• PEKERJAAN YANG DIMINTA:
1/ Salin dengan persis bagian berita tentang anggaran kesenian di Sampang, mulai dari "Lebih lanjut, komunitas" sampai dengan dan termasuk "sanggar Trunojoyo Dalpenang.".
2/ Ringkaslah berita tentang anggaran kesenian di Sampang dalam dua kalimat.

• KUTIPAN HALAMAN:
************

MADURANEWS.CO, Sampang– Dinas Pemuda, Olahraga, Kebudayaan dan Pariwisata (Disporabudpar) Kabupaten Sampang, Madura, Jawa Timur, mengaku tidak punya anggaran untuk mensupport para pelaku kesenian tradisional di Kota Bahari. Sampai saat ini pelaku kesenian tradisional ketika mengadakan sebuah event kesenian, anggaran yang dipakai merupakan hasil dari swadaya sendiri.
Kepala Bidang (Kabid) Kebudayaan Disporabudpar Sampang, Abd Basith mengatakan, bahwa dalam upaya melestarikan kesenian yang ada di Kota Bahari, pihaknya menjalin kerjasama dengan komunitas-komunitas pelaku seni budaya secara langsung. Walaupun pihaknya minim anggaran untuk mendukung secara finansial.
Lebih lanjut, komunitas Putra Rajawali Original dug-dug yang mengadakan lomba Naraya se-Madura tahun 2022, menurut Basith secara penganggaran pihaknya tidak terlibat. Tapi kalau secara administrasi dan meminalisir biaya pihaknya hadir diacara tersebut. Selain itu, Ia juga mengaku kalau pihaknya sering bekerjasama dengan sanggar-sanggar tari yang ada di kota Bahari.
Dari sekian sanggar-sanggar tari yang ada di Kota Bahari, ada 3 sanggar tari yang menurutnya sering pihaknya datangi dan diajak kerjasama oleh pihaknya. Diantaranya, sanggar tari Wawan yang merupakan level Sekolah Dasar (SD), sanggar Mator Dance Studio Torjun, dan sanggar Trunojoyo Dalpenang.
“Pada tahun 2022 itu digelar panggung Naraya, sama sekali itu tidak ada anggaran dari dinas. Tapi kami yang di dinas punya andil disitu,” katanya.

************

• DATA HASIL EKSTRAKSI:
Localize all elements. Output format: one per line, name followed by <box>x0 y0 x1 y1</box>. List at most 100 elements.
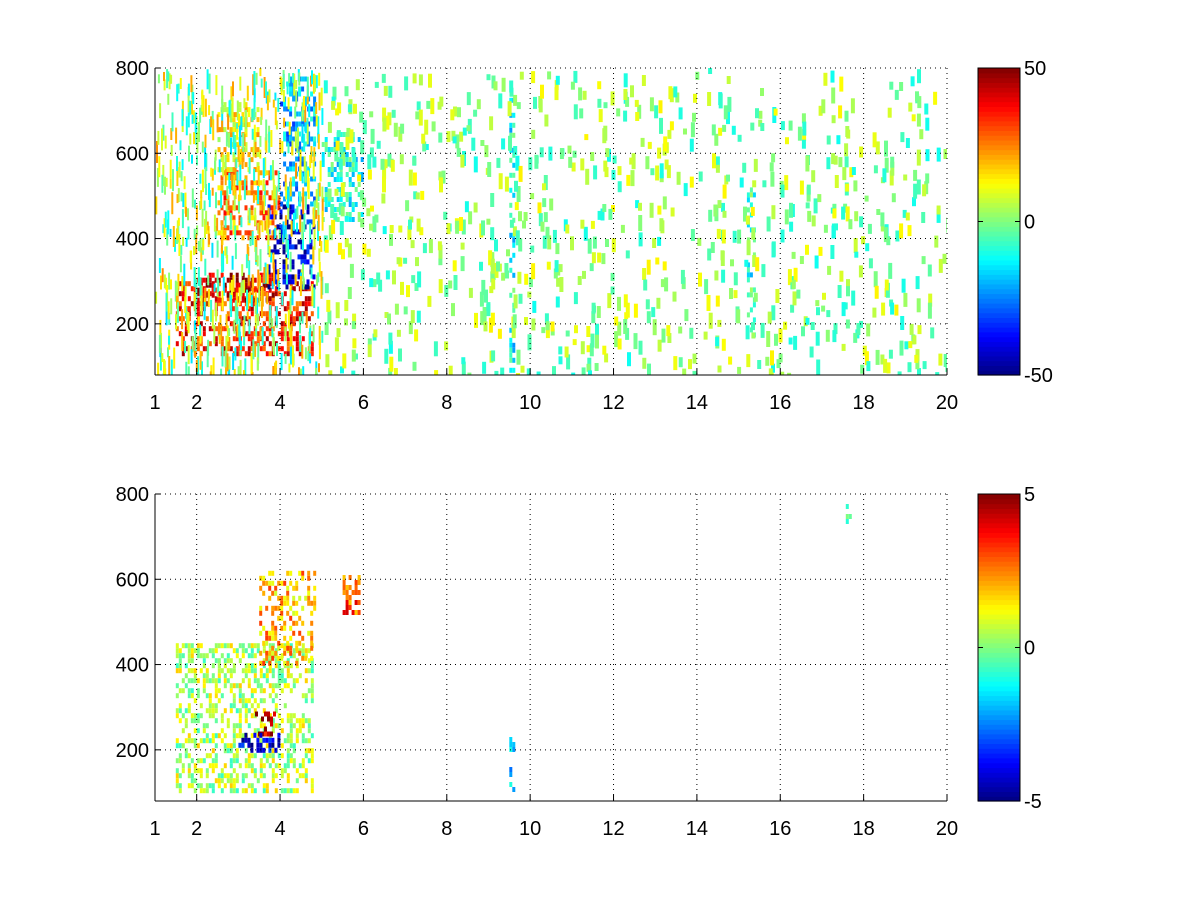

************

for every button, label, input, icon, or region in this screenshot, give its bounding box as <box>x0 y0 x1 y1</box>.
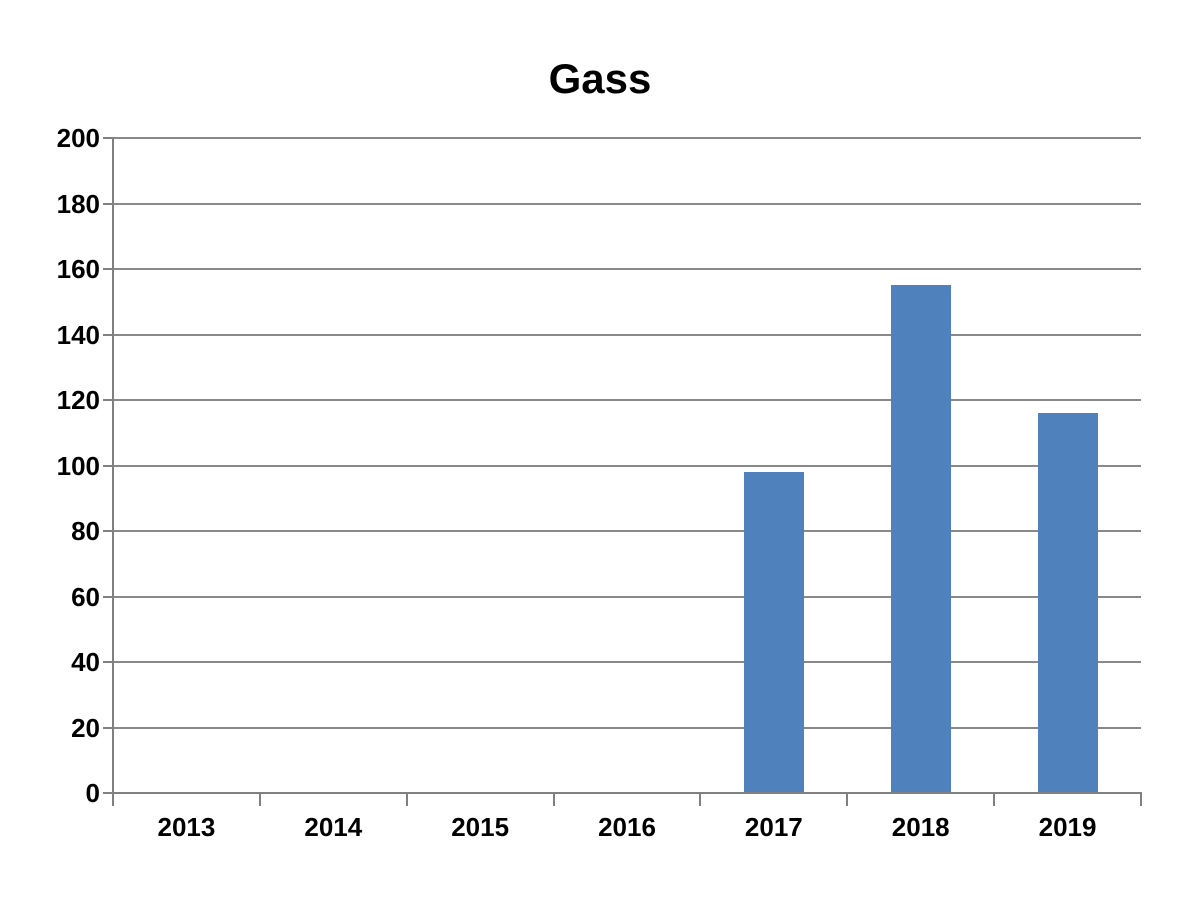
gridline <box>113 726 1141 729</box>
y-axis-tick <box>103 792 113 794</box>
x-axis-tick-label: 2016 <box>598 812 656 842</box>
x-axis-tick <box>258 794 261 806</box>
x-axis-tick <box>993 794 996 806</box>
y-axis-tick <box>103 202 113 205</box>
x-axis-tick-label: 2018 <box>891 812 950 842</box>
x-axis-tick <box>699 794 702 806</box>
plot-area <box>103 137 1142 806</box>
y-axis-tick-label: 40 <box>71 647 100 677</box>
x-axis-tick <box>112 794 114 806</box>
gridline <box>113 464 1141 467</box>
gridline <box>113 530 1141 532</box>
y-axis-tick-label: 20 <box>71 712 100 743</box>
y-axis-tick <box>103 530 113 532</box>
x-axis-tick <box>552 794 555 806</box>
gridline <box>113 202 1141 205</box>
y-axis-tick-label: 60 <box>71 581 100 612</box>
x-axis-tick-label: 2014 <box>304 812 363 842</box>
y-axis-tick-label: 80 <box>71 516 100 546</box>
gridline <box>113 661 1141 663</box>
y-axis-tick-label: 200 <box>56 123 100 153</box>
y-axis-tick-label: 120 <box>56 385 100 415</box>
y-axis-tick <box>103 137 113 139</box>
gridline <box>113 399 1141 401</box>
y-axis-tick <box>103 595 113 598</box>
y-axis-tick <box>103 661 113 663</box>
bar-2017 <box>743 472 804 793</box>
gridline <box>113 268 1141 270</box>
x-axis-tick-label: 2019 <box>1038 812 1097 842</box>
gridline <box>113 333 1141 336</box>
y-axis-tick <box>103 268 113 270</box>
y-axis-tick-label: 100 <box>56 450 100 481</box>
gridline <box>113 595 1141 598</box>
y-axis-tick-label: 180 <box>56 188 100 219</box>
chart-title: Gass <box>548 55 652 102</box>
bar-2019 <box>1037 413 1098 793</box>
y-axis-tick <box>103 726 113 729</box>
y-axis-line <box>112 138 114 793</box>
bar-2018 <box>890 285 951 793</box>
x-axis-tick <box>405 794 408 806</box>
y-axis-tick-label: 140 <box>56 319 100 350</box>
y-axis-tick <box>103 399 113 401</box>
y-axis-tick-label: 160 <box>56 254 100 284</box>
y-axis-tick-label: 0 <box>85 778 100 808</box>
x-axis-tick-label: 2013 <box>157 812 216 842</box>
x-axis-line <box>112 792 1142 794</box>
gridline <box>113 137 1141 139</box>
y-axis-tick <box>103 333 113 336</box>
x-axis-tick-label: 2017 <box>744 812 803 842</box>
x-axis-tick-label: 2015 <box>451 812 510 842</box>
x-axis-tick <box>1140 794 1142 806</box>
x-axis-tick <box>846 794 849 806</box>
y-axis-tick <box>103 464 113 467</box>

************

• JAWABAN TUGAS:
1/
Lebih lanjut, komunitas Putra Rajawali Original dug-dug yang mengadakan lomba Naraya se-Madura tahun 2022, menurut Basith secara penganggaran pihaknya tidak terlibat. Tapi kalau secara administrasi dan meminalisir biaya pihaknya hadir diacara tersebut. Selain itu, Ia juga mengaku kalau pihaknya sering bekerjasama dengan sanggar-sanggar tari yang ada di kota Bahari.
Dari sekian sanggar-sanggar tari yang ada di Kota Bahari, ada 3 sanggar tari yang menurutnya sering pihaknya datangi dan diajak kerjasama oleh pihaknya. Diantaranya, sanggar tari Wawan yang merupakan level Sekolah Dasar (SD), sanggar Mator Dance Studio Torjun, dan sanggar Trunojoyo Dalpenang.

2/ Disporabudpar Kabupaten Sampang mengaku tidak memiliki anggaran untuk mendukung pelaku kesenian tradisional, dan acara kesenian sampai saat ini dibiayai secara swadaya, meskipun dinas tetap menjalin kerja sama langsung dengan komunitas seni budaya. Menurut Abd Basith, dinas tidak terlibat dalam penganggaran lomba Naraya se-Madura tahun 2022 yang diadakan komunitas Putra Rajawali Original dug-dug, tetapi hadir dalam urusan administrasi, dan dinas sering bekerja sama dengan sanggar tari Wawan, sanggar Mator Dance Studio Torjun, serta sanggar Trunojoyo Dalpenang.